Arbeitsauftrag: Schreiben Sie aus der ausgewählten Passage über die Segelreise den Abschnitt wortgetreu ab, der mit den Worten „Endlich – it’s“ beginnt. Hören Sie nach den Worten „im Cockpit) aufgenommen...“ auf.

Ausgewählte Passage:
/---

In Ebeltoft jagte irgendwie ein Gag den nächsten. Einfach herrlich, dieser dänische Humor! Besonders schön fand ich auch diese Deko im Fenster einer Zahnarztpraxis. Das passt doch irgendwie wie die Faust aufs Auge, oder??

Haribo macht Kinder froh, und Zahnärzte ebenso!
Haribo macht Kinder froh, und Zahnärzte ebenso!

Donnerstagabend erwischten wir tatsächlich mal eine Stunde Windstille und Abendsonne im Cockpit.  Und endlich konnte die Ukulele rausgekramt werden! Bis jetzt hatten die klammen Finger immer verhindert, dass mal ein bisschen Lagerfeuer-Romantik aufkam…

Endlich - it's Uke-Time!
Endlich – it’s Uke-Time!

Quallen bis zum Abwinken im Hafenbecken von Ebeltoft. Der Festkörpergehalt des Wassers lag bei ca. 90%!
Quallen bis zum Abwinken im Hafenbecken von Ebeltoft. Der Festkörpergehalt des Wassers lag bei ca. 90%!

Am Freitagmorgen brachen wir schon früh Richtung Middelfahrt auf. Ein langer Törn lag vor uns – fast 60 sm. Ausnahmsweise hatten wir den Wind mal auf unserer Seite, und auch die Sonne ließ sich endlich wieder blicken. Da lacht das Seglerherz!

Thue in voller Segel-Montur
Thue in voller Segel-Montur

Segel und Himmel aus der Gammel-Perspektive (also liegend im Cockpit) aufgenommen...

\---

Bereitgestelltes Material:
/---

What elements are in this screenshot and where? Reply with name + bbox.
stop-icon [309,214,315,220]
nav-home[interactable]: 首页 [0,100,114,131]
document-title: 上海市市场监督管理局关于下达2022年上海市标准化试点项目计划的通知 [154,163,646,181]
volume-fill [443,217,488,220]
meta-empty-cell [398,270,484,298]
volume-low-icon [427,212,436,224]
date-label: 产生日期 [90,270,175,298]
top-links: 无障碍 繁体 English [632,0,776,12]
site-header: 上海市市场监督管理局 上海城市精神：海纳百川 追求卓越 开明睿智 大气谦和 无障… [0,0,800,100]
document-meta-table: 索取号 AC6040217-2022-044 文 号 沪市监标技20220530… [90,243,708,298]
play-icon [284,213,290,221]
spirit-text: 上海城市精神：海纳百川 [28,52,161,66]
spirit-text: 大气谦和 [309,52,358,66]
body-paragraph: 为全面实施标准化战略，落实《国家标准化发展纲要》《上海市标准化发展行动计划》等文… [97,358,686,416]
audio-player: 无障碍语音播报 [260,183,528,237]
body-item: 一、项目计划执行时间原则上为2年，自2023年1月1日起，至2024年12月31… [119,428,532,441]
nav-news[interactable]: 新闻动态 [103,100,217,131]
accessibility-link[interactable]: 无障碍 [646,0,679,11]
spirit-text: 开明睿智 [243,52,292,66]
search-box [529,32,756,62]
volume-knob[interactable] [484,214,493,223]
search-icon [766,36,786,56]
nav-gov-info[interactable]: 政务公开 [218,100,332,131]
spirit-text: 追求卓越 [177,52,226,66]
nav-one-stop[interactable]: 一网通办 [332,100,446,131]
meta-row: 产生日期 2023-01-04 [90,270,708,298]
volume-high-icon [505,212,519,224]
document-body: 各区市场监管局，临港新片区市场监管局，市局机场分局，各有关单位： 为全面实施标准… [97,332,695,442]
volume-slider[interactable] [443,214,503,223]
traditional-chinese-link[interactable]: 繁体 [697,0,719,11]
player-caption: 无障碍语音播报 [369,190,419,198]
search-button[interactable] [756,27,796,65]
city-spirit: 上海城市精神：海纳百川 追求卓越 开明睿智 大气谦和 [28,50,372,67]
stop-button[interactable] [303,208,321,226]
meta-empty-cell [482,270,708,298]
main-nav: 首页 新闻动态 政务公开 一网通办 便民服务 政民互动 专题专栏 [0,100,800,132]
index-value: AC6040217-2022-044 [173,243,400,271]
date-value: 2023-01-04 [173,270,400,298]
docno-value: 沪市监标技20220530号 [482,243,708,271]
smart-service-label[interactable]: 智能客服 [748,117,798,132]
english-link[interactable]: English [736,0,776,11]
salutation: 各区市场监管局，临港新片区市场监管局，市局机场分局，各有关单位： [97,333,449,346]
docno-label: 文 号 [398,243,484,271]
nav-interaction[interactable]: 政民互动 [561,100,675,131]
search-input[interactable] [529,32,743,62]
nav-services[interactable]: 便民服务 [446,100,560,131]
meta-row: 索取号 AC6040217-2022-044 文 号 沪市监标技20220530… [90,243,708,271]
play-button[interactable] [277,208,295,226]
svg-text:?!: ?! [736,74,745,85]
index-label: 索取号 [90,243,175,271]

\---

Antwortbereich:
Endlich – it’s Uke-Time!

Quallen bis zum Abwinken im Hafenbecken von Ebeltoft. Der Festkörpergehalt des Wassers lag bei ca. 90%!
Quallen bis zum Abwinken im Hafenbecken von Ebeltoft. Der Festkörpergehalt des Wassers lag bei ca. 90%!

Am Freitagmorgen brachen wir schon früh Richtung Middelfahrt auf. Ein langer Törn lag vor uns – fast 60 sm. Ausnahmsweise hatten wir den Wind mal auf unserer Seite, und auch die Sonne ließ sich endlich wieder blicken. Da lacht das Seglerherz!

Thue in voller Segel-Montur
Thue in voller Segel-Montur

Segel und Himmel aus der Gammel-Perspektive (also liegend im Cockpit) aufgenommen...